Work to be completed: Search the listing below for "grid". Copy each matching line.

Data supplied:
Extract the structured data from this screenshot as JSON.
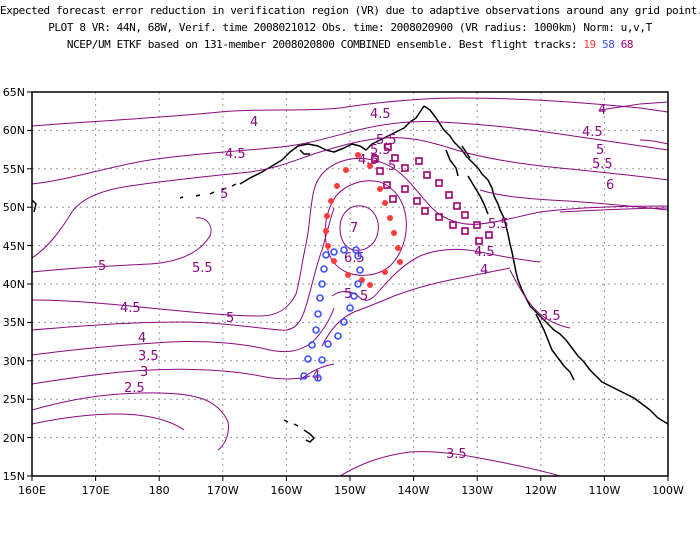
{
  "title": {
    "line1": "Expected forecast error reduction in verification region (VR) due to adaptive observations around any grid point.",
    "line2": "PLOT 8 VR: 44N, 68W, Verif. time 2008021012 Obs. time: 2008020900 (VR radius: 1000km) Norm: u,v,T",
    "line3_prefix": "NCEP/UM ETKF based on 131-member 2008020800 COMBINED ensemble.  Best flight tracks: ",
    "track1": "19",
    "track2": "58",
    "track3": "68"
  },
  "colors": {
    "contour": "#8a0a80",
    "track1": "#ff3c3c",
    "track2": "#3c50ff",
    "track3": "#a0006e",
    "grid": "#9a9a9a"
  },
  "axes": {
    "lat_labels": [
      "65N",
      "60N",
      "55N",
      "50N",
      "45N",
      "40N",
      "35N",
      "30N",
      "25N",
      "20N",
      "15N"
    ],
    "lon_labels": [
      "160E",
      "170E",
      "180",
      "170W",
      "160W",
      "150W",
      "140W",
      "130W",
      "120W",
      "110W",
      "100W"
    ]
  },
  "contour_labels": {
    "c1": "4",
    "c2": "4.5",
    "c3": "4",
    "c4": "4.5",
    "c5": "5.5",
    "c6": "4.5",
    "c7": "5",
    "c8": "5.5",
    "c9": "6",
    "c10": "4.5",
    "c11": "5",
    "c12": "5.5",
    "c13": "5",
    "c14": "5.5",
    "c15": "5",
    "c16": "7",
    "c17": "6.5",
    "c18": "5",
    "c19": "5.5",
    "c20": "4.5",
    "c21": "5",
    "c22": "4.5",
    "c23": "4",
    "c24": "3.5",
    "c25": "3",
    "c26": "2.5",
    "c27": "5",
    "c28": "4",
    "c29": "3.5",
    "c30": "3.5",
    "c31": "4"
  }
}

Written solution:
    "line1": "Expected forecast error reduction in verification region (VR) due to adaptive observations around any grid point.",
    "grid": "#9a9a9a"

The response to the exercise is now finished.